== WHAT IS ASKED ==
For the copy, please give all of the data again exactly and leave the pictures out.

== DATASET EXTRACT ==

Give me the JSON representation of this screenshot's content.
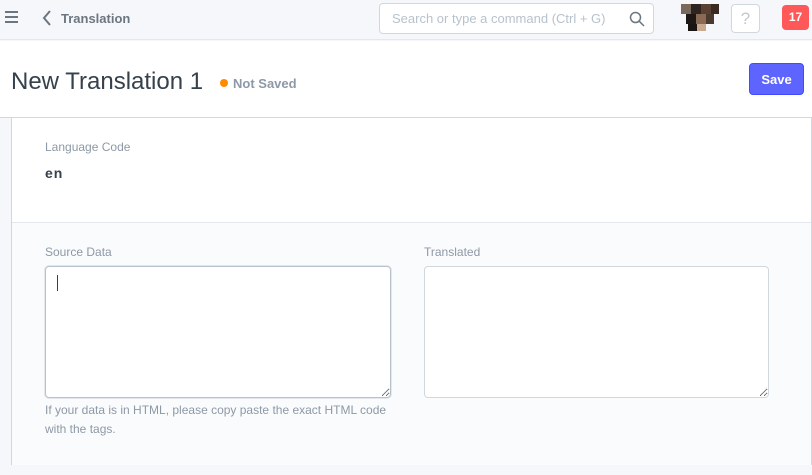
{
  "navbar": {
    "breadcrumb": "Translation",
    "search_placeholder": "Search or type a command (Ctrl + G)",
    "help_label": "?",
    "notification_count": "17"
  },
  "page": {
    "title": "New Translation 1",
    "status": "Not Saved",
    "status_color": "#ff8c00",
    "save_label": "Save"
  },
  "form": {
    "language_code_label": "Language Code",
    "language_code_value": "en",
    "source_label": "Source Data",
    "source_value": "",
    "source_help": "If your data is in HTML, please copy paste the exact HTML code with the tags.",
    "translated_label": "Translated",
    "translated_value": ""
  },
  "colors": {
    "primary": "#5e64ff",
    "notification": "#ff5858"
  }
}
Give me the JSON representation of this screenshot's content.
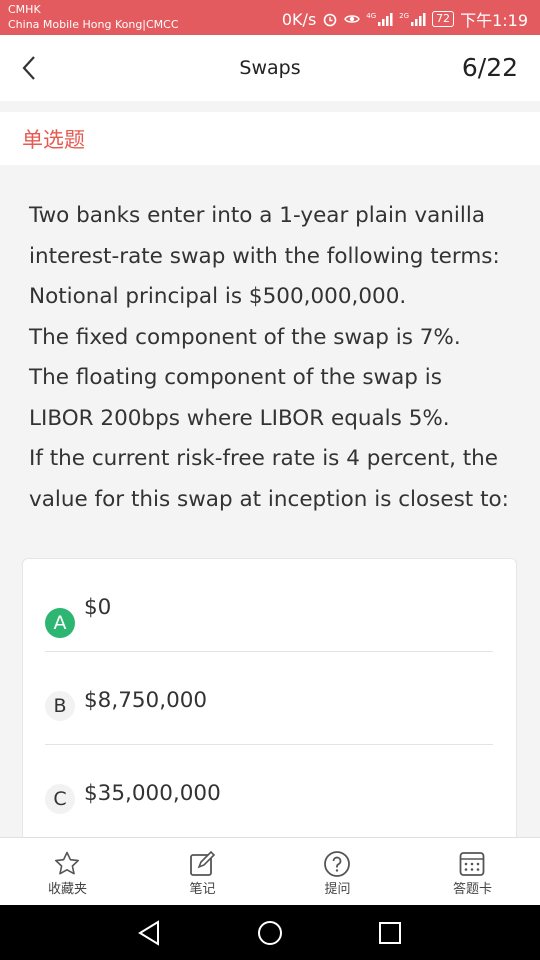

== TASK RESPONSE ==
Give me the JSON representation of this screenshot's content.
{
  "navbar": {
    "breadcrumb": "Translation",
    "search_placeholder": "Search or type a command (Ctrl + G)",
    "help_label": "?",
    "notification_count": "17"
  },
  "page": {
    "title": "New Translation 1",
    "status": "Not Saved",
    "status_color": "#ff8c00",
    "save_label": "Save"
  },
  "form": {
    "language_code_label": "Language Code",
    "language_code_value": "en",
    "source_label": "Source Data",
    "source_value": "",
    "source_help": "If your data is in HTML, please copy paste the exact HTML code with the tags.",
    "translated_label": "Translated",
    "translated_value": ""
  },
  "colors": {
    "primary": "#5e64ff",
    "notification": "#ff5858"
  }
}
Give me the JSON representation of this screenshot's content.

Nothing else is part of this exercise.